** Start Supplied entries **
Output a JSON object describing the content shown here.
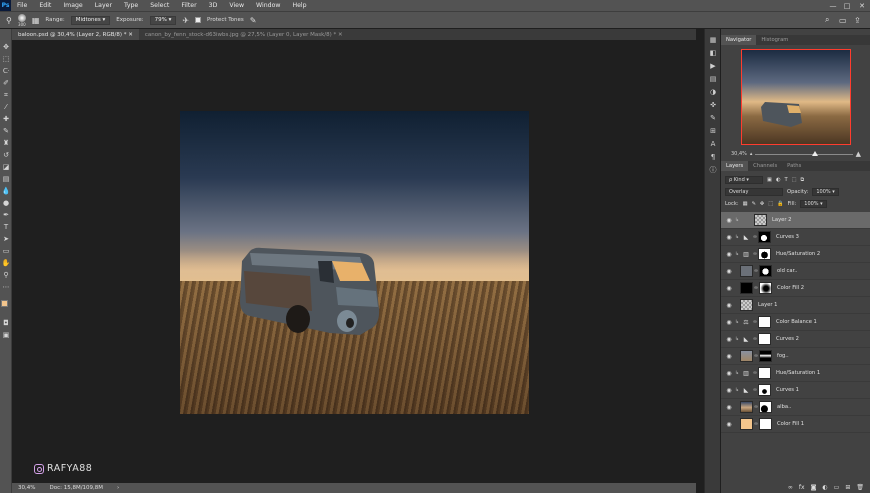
{
  "menu": {
    "logo": "Ps",
    "items": [
      "File",
      "Edit",
      "Image",
      "Layer",
      "Type",
      "Select",
      "Filter",
      "3D",
      "View",
      "Window",
      "Help"
    ],
    "win_controls": [
      "—",
      "□",
      "✕"
    ]
  },
  "options": {
    "brush_size": "300",
    "range_label": "Range:",
    "range_value": "Midtones",
    "exposure_label": "Exposure:",
    "exposure_value": "79%",
    "protect_tones": "Protect Tones"
  },
  "tabs": [
    {
      "label": "baloon.psd @ 30,4% (Layer 2, RGB/8) *  ✕",
      "active": true
    },
    {
      "label": "canon_by_fenn_stock-d63iwbs.jpg @ 27,5% (Layer 0, Layer Mask/8) *  ✕",
      "active": false
    }
  ],
  "status": {
    "zoom": "30,4%",
    "doc": "Doc: 15,8M/109,8M",
    "arrow": "›"
  },
  "watermark": "RAFYA88",
  "colors": {
    "foreground": "#f3c58c",
    "background": "#ffffff",
    "nav_highlight": "#ff3c2e"
  },
  "navigator": {
    "tabs": [
      "Navigator",
      "Histogram"
    ],
    "zoom": "30,4%"
  },
  "layers_panel": {
    "tabs": [
      "Layers",
      "Channels",
      "Paths"
    ],
    "kind": "ρ Kind",
    "blend_mode": "Overlay",
    "opacity_label": "Opacity:",
    "opacity": "100%",
    "lock_label": "Lock:",
    "fill_label": "Fill:",
    "fill": "100%",
    "layers": [
      {
        "name": "Layer 2",
        "selected": true,
        "clipped": true,
        "type": "pixel"
      },
      {
        "name": "Curves 3",
        "clipped": true,
        "type": "curves"
      },
      {
        "name": "Hue/Saturation 2",
        "clipped": true,
        "type": "huesat"
      },
      {
        "name": "old car..",
        "clipped": false,
        "type": "image"
      },
      {
        "name": "Color Fill 2",
        "clipped": false,
        "type": "fill"
      },
      {
        "name": "Layer 1",
        "clipped": false,
        "type": "pixel"
      },
      {
        "name": "Color Balance 1",
        "clipped": true,
        "type": "balance"
      },
      {
        "name": "Curves 2",
        "clipped": true,
        "type": "curves"
      },
      {
        "name": "fog..",
        "clipped": false,
        "type": "image"
      },
      {
        "name": "Hue/Saturation 1",
        "clipped": true,
        "type": "huesat"
      },
      {
        "name": "Curves 1",
        "clipped": true,
        "type": "curves"
      },
      {
        "name": "alba..",
        "clipped": false,
        "type": "image"
      },
      {
        "name": "Color Fill 1",
        "clipped": false,
        "type": "fill"
      }
    ]
  }
}
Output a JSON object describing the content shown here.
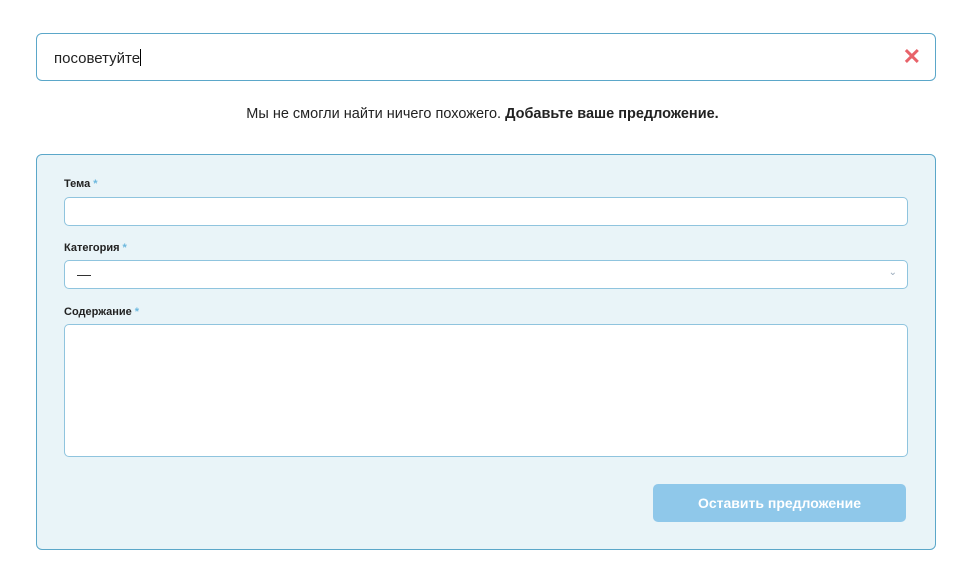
{
  "search": {
    "value": "посоветуйте",
    "clear_icon": "close-icon"
  },
  "message": {
    "text": "Мы не смогли найти ничего похожего.",
    "link": "Добавьте ваше предложение."
  },
  "form": {
    "topic_label": "Тема",
    "category_label": "Категория",
    "category_value": "—",
    "content_label": "Содержание",
    "required_mark": "*",
    "submit_label": "Оставить предложение"
  }
}
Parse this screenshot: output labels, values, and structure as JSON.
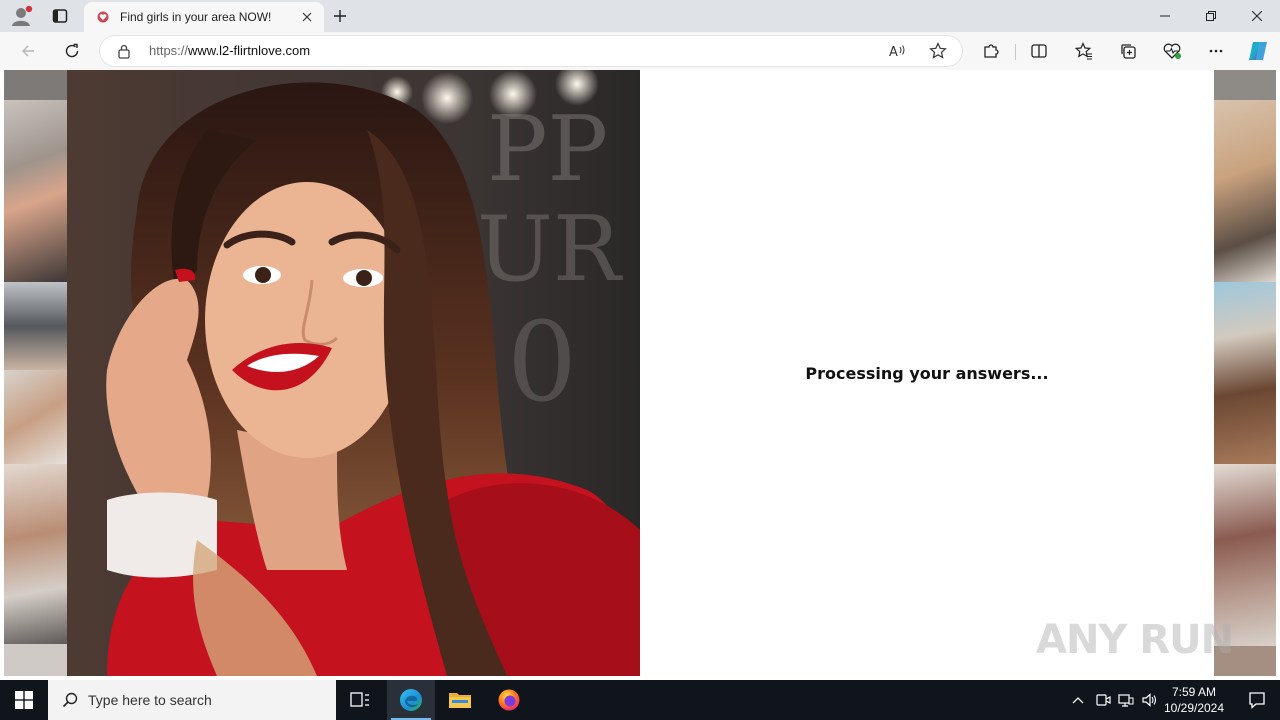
{
  "browser": {
    "tab": {
      "title": "Find girls in your area NOW!",
      "favicon": "heart-favicon-icon"
    },
    "address": {
      "scheme": "https://",
      "host": "www.l2-flirtnlove.com"
    },
    "icons": {
      "profile": "profile-icon",
      "tab_actions": "tab-actions-icon",
      "new_tab": "plus-icon",
      "back": "back-arrow-icon",
      "reload": "reload-icon",
      "lock": "lock-icon",
      "read_aloud": "read-aloud-icon",
      "favorite": "star-icon",
      "extensions": "puzzle-icon",
      "split_screen": "split-screen-icon",
      "favorites": "favorites-icon",
      "collections": "collections-icon",
      "browser_essentials": "heart-pulse-icon",
      "more": "more-icon",
      "copilot": "copilot-icon"
    },
    "colors": {
      "accent": "#0078d4"
    }
  },
  "page": {
    "status_text": "Processing your answers...",
    "watermark": "ANY RUN"
  },
  "taskbar": {
    "search_placeholder": "Type here to search",
    "time": "7:59 AM",
    "date": "10/29/2024",
    "apps": [
      "Task View",
      "Microsoft Edge",
      "File Explorer",
      "Firefox"
    ]
  }
}
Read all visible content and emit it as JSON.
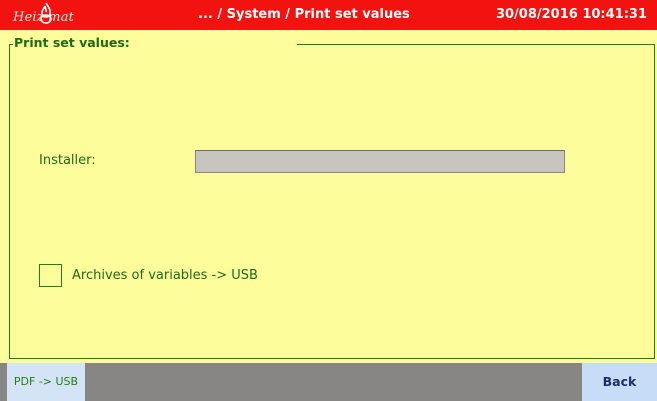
{
  "header": {
    "logo_text": "Heiz mat",
    "breadcrumb": "... / System / Print set values",
    "datetime": "30/08/2016 10:41:31"
  },
  "panel": {
    "title": "Print set values:",
    "installer_label": "Installer:",
    "installer_value": "",
    "archive_checkbox_label": "Archives of variables -> USB",
    "archive_checked": false
  },
  "footer": {
    "pdf_button": "PDF -> USB",
    "back_button": "Back"
  },
  "colors": {
    "header_bg": "#f2120f",
    "panel_bg": "#fdfd9c",
    "accent_green": "#1f6b14",
    "footer_bg": "#888684",
    "button_bg": "#c7dcf7"
  }
}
** End Supplied entries **
Repeat the material above in full and unchanged, minus its images.

__Problem solution__
Output a JSON object describing the content shown here.
{
  "menu": {
    "logo": "Ps",
    "items": [
      "File",
      "Edit",
      "Image",
      "Layer",
      "Type",
      "Select",
      "Filter",
      "3D",
      "View",
      "Window",
      "Help"
    ],
    "win_controls": [
      "—",
      "□",
      "✕"
    ]
  },
  "options": {
    "brush_size": "300",
    "range_label": "Range:",
    "range_value": "Midtones",
    "exposure_label": "Exposure:",
    "exposure_value": "79%",
    "protect_tones": "Protect Tones"
  },
  "tabs": [
    {
      "label": "baloon.psd @ 30,4% (Layer 2, RGB/8) *  ✕",
      "active": true
    },
    {
      "label": "canon_by_fenn_stock-d63iwbs.jpg @ 27,5% (Layer 0, Layer Mask/8) *  ✕",
      "active": false
    }
  ],
  "status": {
    "zoom": "30,4%",
    "doc": "Doc: 15,8M/109,8M",
    "arrow": "›"
  },
  "watermark": "RAFYA88",
  "colors": {
    "foreground": "#f3c58c",
    "background": "#ffffff",
    "nav_highlight": "#ff3c2e"
  },
  "navigator": {
    "tabs": [
      "Navigator",
      "Histogram"
    ],
    "zoom": "30,4%"
  },
  "layers_panel": {
    "tabs": [
      "Layers",
      "Channels",
      "Paths"
    ],
    "kind": "ρ Kind",
    "blend_mode": "Overlay",
    "opacity_label": "Opacity:",
    "opacity": "100%",
    "lock_label": "Lock:",
    "fill_label": "Fill:",
    "fill": "100%",
    "layers": [
      {
        "name": "Layer 2",
        "selected": true,
        "clipped": true,
        "type": "pixel"
      },
      {
        "name": "Curves 3",
        "clipped": true,
        "type": "curves"
      },
      {
        "name": "Hue/Saturation 2",
        "clipped": true,
        "type": "huesat"
      },
      {
        "name": "old car..",
        "clipped": false,
        "type": "image"
      },
      {
        "name": "Color Fill 2",
        "clipped": false,
        "type": "fill"
      },
      {
        "name": "Layer 1",
        "clipped": false,
        "type": "pixel"
      },
      {
        "name": "Color Balance 1",
        "clipped": true,
        "type": "balance"
      },
      {
        "name": "Curves 2",
        "clipped": true,
        "type": "curves"
      },
      {
        "name": "fog..",
        "clipped": false,
        "type": "image"
      },
      {
        "name": "Hue/Saturation 1",
        "clipped": true,
        "type": "huesat"
      },
      {
        "name": "Curves 1",
        "clipped": true,
        "type": "curves"
      },
      {
        "name": "alba..",
        "clipped": false,
        "type": "image"
      },
      {
        "name": "Color Fill 1",
        "clipped": false,
        "type": "fill"
      }
    ]
  }
}
Output a JSON object describing the content shown here.
{
  "search": {
    "value": "посоветуйте",
    "clear_icon": "close-icon"
  },
  "message": {
    "text": "Мы не смогли найти ничего похожего.",
    "link": "Добавьте ваше предложение."
  },
  "form": {
    "topic_label": "Тема",
    "category_label": "Категория",
    "category_value": "—",
    "content_label": "Содержание",
    "required_mark": "*",
    "submit_label": "Оставить предложение"
  }
}
Parse this screenshot: output labels, values, and structure as JSON.
{
  "browser": {
    "tab": {
      "title": "Find girls in your area NOW!",
      "favicon": "heart-favicon-icon"
    },
    "address": {
      "scheme": "https://",
      "host": "www.l2-flirtnlove.com"
    },
    "icons": {
      "profile": "profile-icon",
      "tab_actions": "tab-actions-icon",
      "new_tab": "plus-icon",
      "back": "back-arrow-icon",
      "reload": "reload-icon",
      "lock": "lock-icon",
      "read_aloud": "read-aloud-icon",
      "favorite": "star-icon",
      "extensions": "puzzle-icon",
      "split_screen": "split-screen-icon",
      "favorites": "favorites-icon",
      "collections": "collections-icon",
      "browser_essentials": "heart-pulse-icon",
      "more": "more-icon",
      "copilot": "copilot-icon"
    },
    "colors": {
      "accent": "#0078d4"
    }
  },
  "page": {
    "status_text": "Processing your answers...",
    "watermark": "ANY RUN"
  },
  "taskbar": {
    "search_placeholder": "Type here to search",
    "time": "7:59 AM",
    "date": "10/29/2024",
    "apps": [
      "Task View",
      "Microsoft Edge",
      "File Explorer",
      "Firefox"
    ]
  }
}
Read all visible content and emit it as JSON.
{
  "header": {
    "logo_text": "Heiz mat",
    "breadcrumb": "... / System / Print set values",
    "datetime": "30/08/2016 10:41:31"
  },
  "panel": {
    "title": "Print set values:",
    "installer_label": "Installer:",
    "installer_value": "",
    "archive_checkbox_label": "Archives of variables -> USB",
    "archive_checked": false
  },
  "footer": {
    "pdf_button": "PDF -> USB",
    "back_button": "Back"
  },
  "colors": {
    "header_bg": "#f2120f",
    "panel_bg": "#fdfd9c",
    "accent_green": "#1f6b14",
    "footer_bg": "#888684",
    "button_bg": "#c7dcf7"
  }
}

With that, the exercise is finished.